# AIM OF THE EXERCISE
Copy out every record below exactly as written, but leave out any pictures.

# RECORDS FOR THIS TASK
###

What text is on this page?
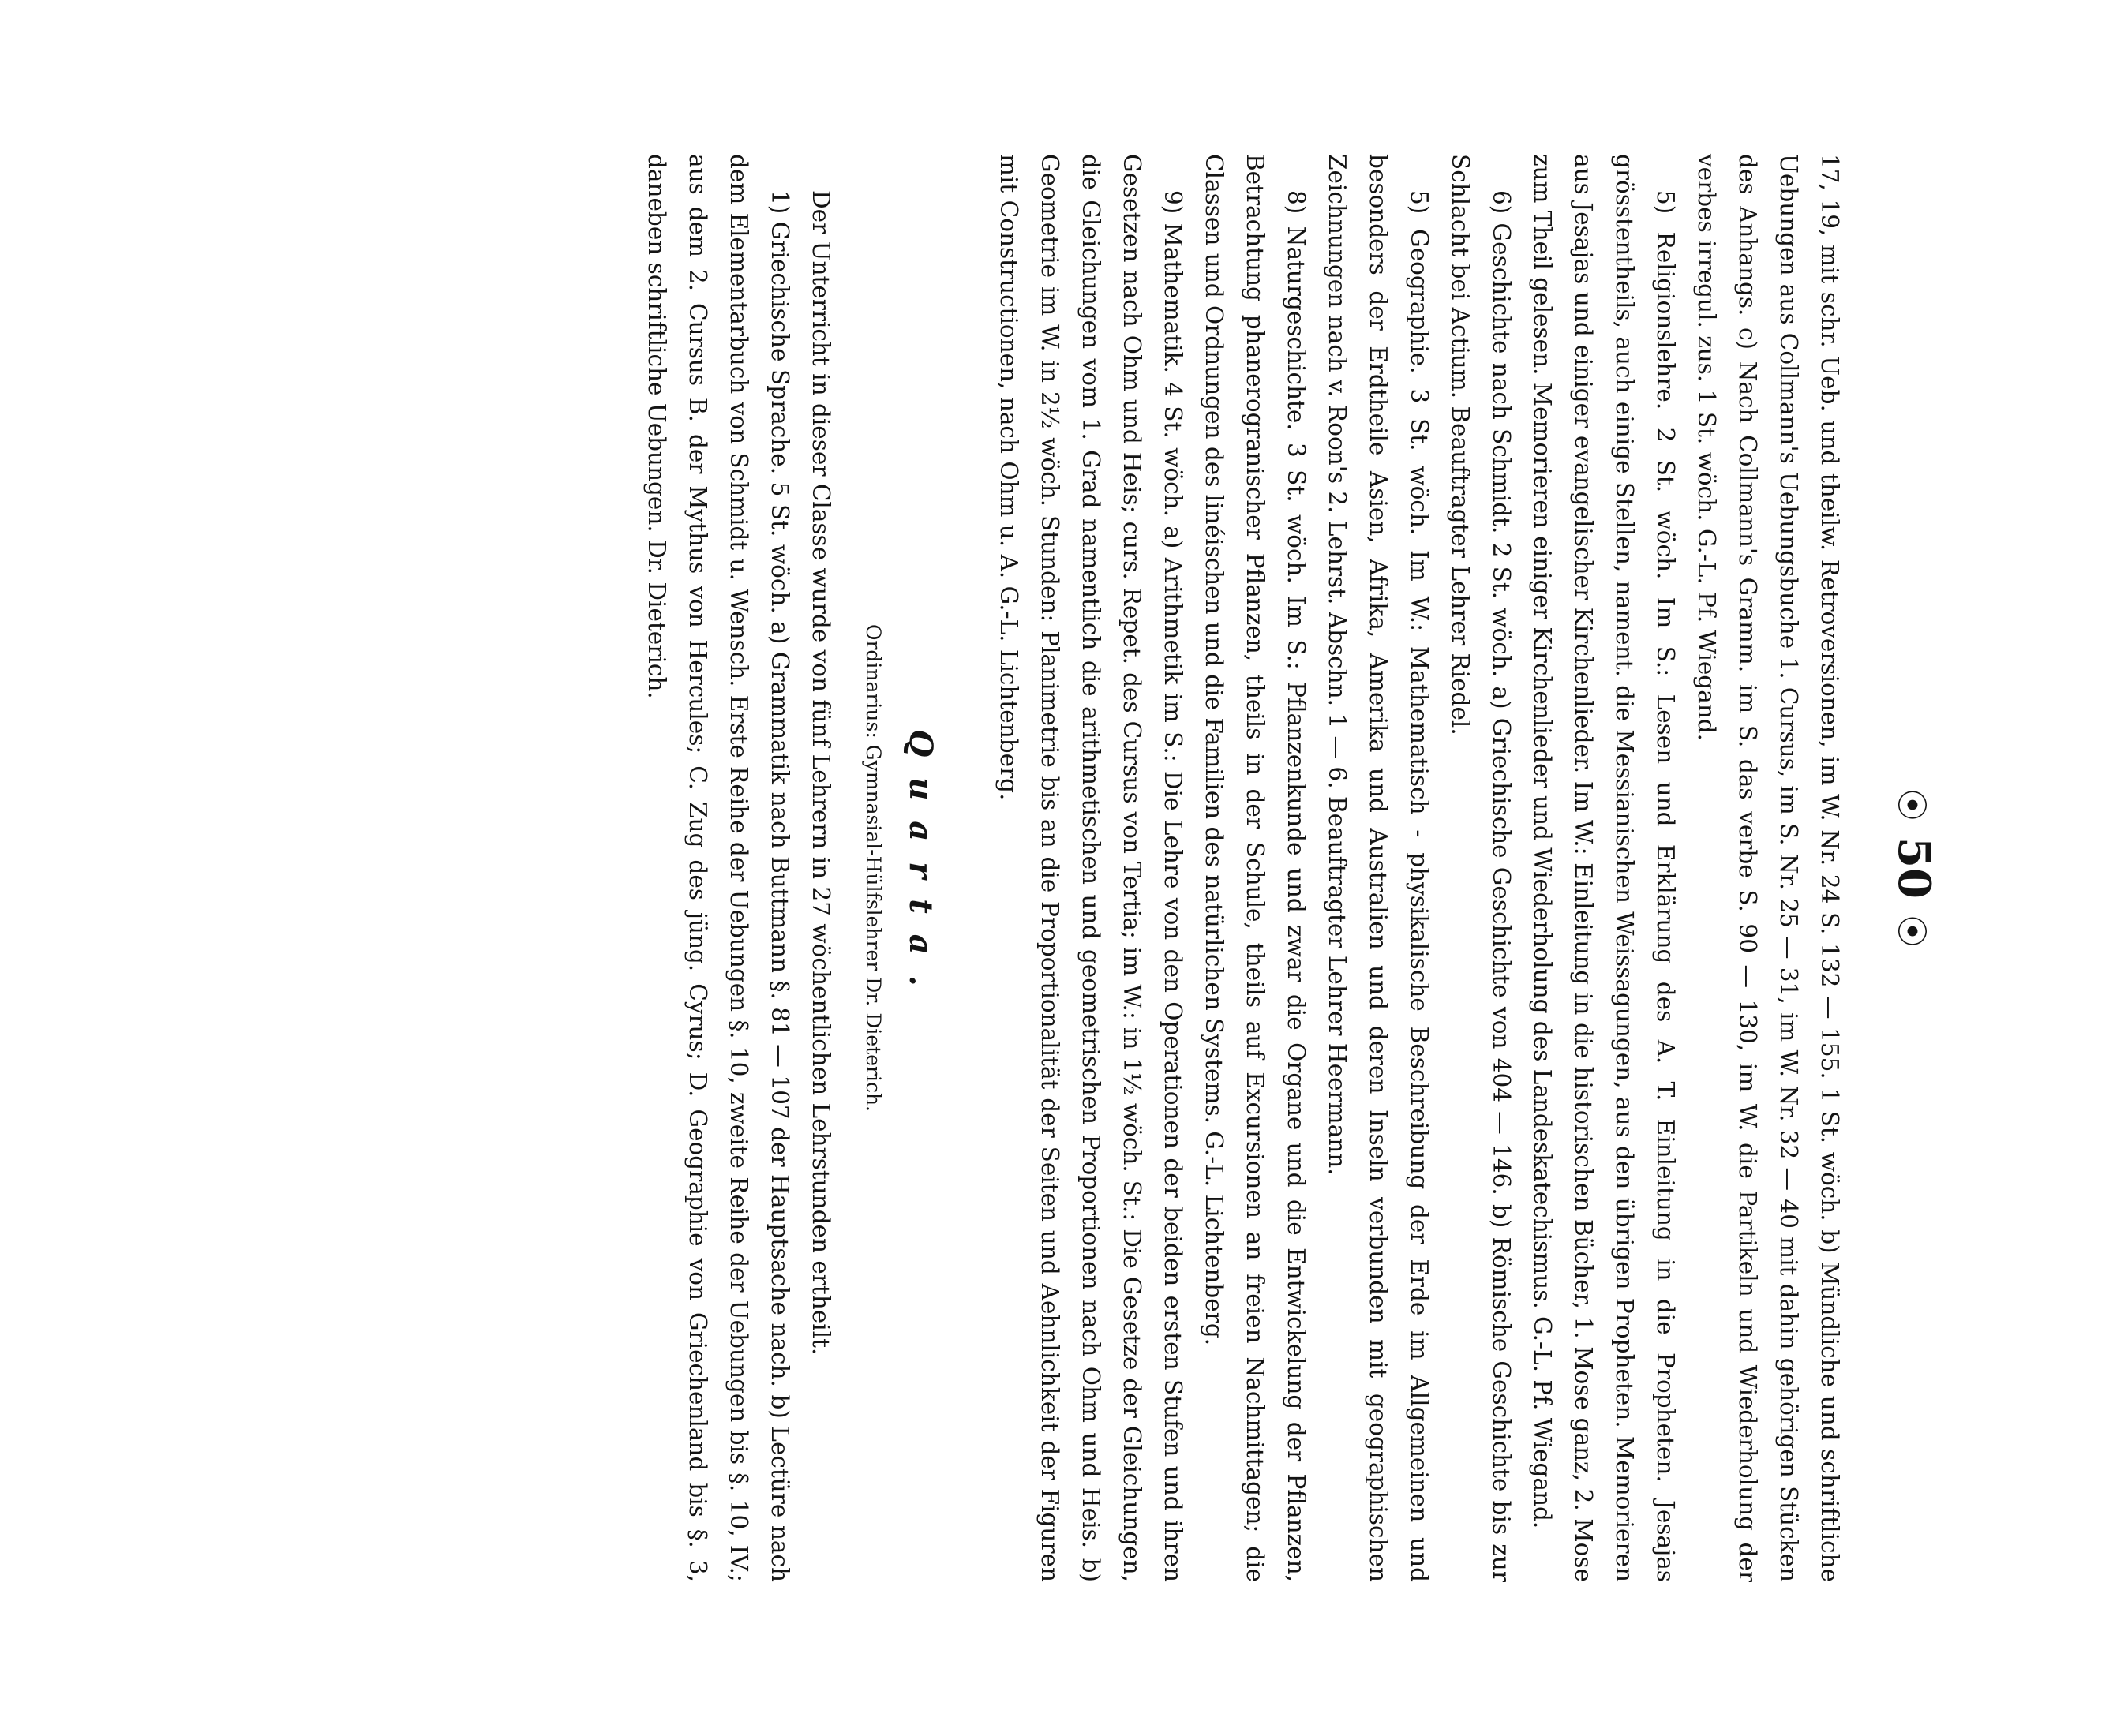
⦿ 50 ⦿

17, 19, mit schr. Ueb. und theilw. Retroversionen, im W. Nr. 24 S. 132 — 155. 1 St. wöch. b) Mündliche und schriftliche Uebungen aus Collmann's Uebungsbuche 1. Cursus, im S. Nr. 25 — 31, im W. Nr. 32 — 40 mit dahin gehörigen Stücken des Anhangs. c) Nach Collmann's Gramm. im S. das verbe S. 90 — 130, im W. die Partikeln und Wiederholung der verbes irregul. zus. 1 St. wöch. G.-L. Pf. Wiegand.

5) Religionslehre. 2 St. wöch. Im S.: Lesen und Erklärung des A. T. Einleitung in die Propheten. Jesajas grösstentheils, auch einige Stellen, nament. die Messianischen Weissagungen, aus den übrigen Propheten. Memorieren aus Jesajas und einiger evangelischer Kirchenlieder. Im W.: Einleitung in die historischen Bücher, 1. Mose ganz, 2. Mose zum Theil gelesen. Memorieren einiger Kirchenlieder und Wiederholung des Landeskatechismus. G.-L. Pf. Wiegand.

6) Geschichte nach Schmidt. 2 St. wöch. a) Griechische Geschichte von 404 — 146. b) Römische Geschichte bis zur Schlacht bei Actium. Beauftragter Lehrer Riedel.

5) Geographie. 3 St. wöch. Im W.: Mathematisch - physikalische Beschreibung der Erde im Allgemeinen und besonders der Erdtheile Asien, Afrika, Amerika und Australien und deren Inseln verbunden mit geographischen Zeichnungen nach v. Roon's 2. Lehrst. Abschn. 1 — 6. Beauftragter Lehrer Heermann.

8) Naturgeschichte. 3 St. wöch. Im S.: Pflanzenkunde und zwar die Organe und die Entwickelung der Pflanzen, Betrachtung phanerogranischer Pflanzen, theils in der Schule, theils auf Excursionen an freien Nachmittagen; die Classen und Ordnungen des linéischen und die Familien des natürlichen Systems. G.-L. Lichtenberg.

9) Mathematik. 4 St. wöch. a) Arithmetik im S.: Die Lehre von den Operationen der beiden ersten Stufen und ihren Gesetzen nach Ohm und Heis; curs. Repet. des Cursus von Tertia; im W.: in 1½ wöch. St.: Die Gesetze der Gleichungen, die Gleichungen vom 1. Grad namentlich die arithmetischen und geometrischen Proportionen nach Ohm und Heis. b) Geometrie im W. in 2½ wöch. Stunden: Planimetrie bis an die Proportionalität der Seiten und Aehnlichkeit der Figuren mit Constructionen, nach Ohm u. A. G.-L. Lichtenberg.

Quarta.
Ordinarius: Gymnasial-Hülfslehrer Dr. Dieterich.

Der Unterricht in dieser Classe wurde von fünf Lehrern in 27 wöchentlichen Lehrstunden ertheilt.

1) Griechische Sprache. 5 St. wöch. a) Grammatik nach Buttmann §. 81 — 107 der Hauptsache nach. b) Lectüre nach dem Elementarbuch von Schmidt u. Wensch. Erste Reihe der Uebungen §. 10, zweite Reihe der Uebungen bis §. 10, IV.; aus dem 2. Cursus B. der Mythus von Hercules; C. Zug des jüng. Cyrus; D. Geographie von Griechenland bis §. 3, daneben schriftliche Uebungen. Dr. Dieterich.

###

# SOLUTION
What text is on this page?
⦿ 50 ⦿

17, 19, mit schr. Ueb. und theilw. Retroversionen, im W. Nr. 24 S. 132 — 155. 1 St. wöch. b) Mündliche und schriftliche Uebungen aus Collmann's Uebungsbuche 1. Cursus, im S. Nr. 25 — 31, im W. Nr. 32 — 40 mit dahin gehörigen Stücken des Anhangs. c) Nach Collmann's Gramm. im S. das verbe S. 90 — 130, im W. die Partikeln und Wiederholung der verbes irregul. zus. 1 St. wöch. G.-L. Pf. Wiegand.

5) Religionslehre. 2 St. wöch. Im S.: Lesen und Erklärung des A. T. Einleitung in die Propheten. Jesajas grösstentheils, auch einige Stellen, nament. die Messianischen Weissagungen, aus den übrigen Propheten. Memorieren aus Jesajas und einiger evangelischer Kirchenlieder. Im W.: Einleitung in die historischen Bücher, 1. Mose ganz, 2. Mose zum Theil gelesen. Memorieren einiger Kirchenlieder und Wiederholung des Landeskatechismus. G.-L. Pf. Wiegand.

6) Geschichte nach Schmidt. 2 St. wöch. a) Griechische Geschichte von 404 — 146. b) Römische Geschichte bis zur Schlacht bei Actium. Beauftragter Lehrer Riedel.

5) Geographie. 3 St. wöch. Im W.: Mathematisch - physikalische Beschreibung der Erde im Allgemeinen und besonders der Erdtheile Asien, Afrika, Amerika und Australien und deren Inseln verbunden mit geographischen Zeichnungen nach v. Roon's 2. Lehrst. Abschn. 1 — 6. Beauftragter Lehrer Heermann.

8) Naturgeschichte. 3 St. wöch. Im S.: Pflanzenkunde und zwar die Organe und die Entwickelung der Pflanzen, Betrachtung phanerogranischer Pflanzen, theils in der Schule, theils auf Excursionen an freien Nachmittagen; die Classen und Ordnungen des linéischen und die Familien des natürlichen Systems. G.-L. Lichtenberg.

9) Mathematik. 4 St. wöch. a) Arithmetik im S.: Die Lehre von den Operationen der beiden ersten Stufen und ihren Gesetzen nach Ohm und Heis; curs. Repet. des Cursus von Tertia; im W.: in 1½ wöch. St.: Die Gesetze der Gleichungen, die Gleichungen vom 1. Grad namentlich die arithmetischen und geometrischen Proportionen nach Ohm und Heis. b) Geometrie im W. in 2½ wöch. Stunden: Planimetrie bis an die Proportionalität der Seiten und Aehnlichkeit der Figuren mit Constructionen, nach Ohm u. A. G.-L. Lichtenberg.

Quarta.
Ordinarius: Gymnasial-Hülfslehrer Dr. Dieterich.

Der Unterricht in dieser Classe wurde von fünf Lehrern in 27 wöchentlichen Lehrstunden ertheilt.

1) Griechische Sprache. 5 St. wöch. a) Grammatik nach Buttmann §. 81 — 107 der Hauptsache nach. b) Lectüre nach dem Elementarbuch von Schmidt u. Wensch. Erste Reihe der Uebungen §. 10, zweite Reihe der Uebungen bis §. 10, IV.; aus dem 2. Cursus B. der Mythus von Hercules; C. Zug des jüng. Cyrus; D. Geographie von Griechenland bis §. 3, daneben schriftliche Uebungen. Dr. Dieterich.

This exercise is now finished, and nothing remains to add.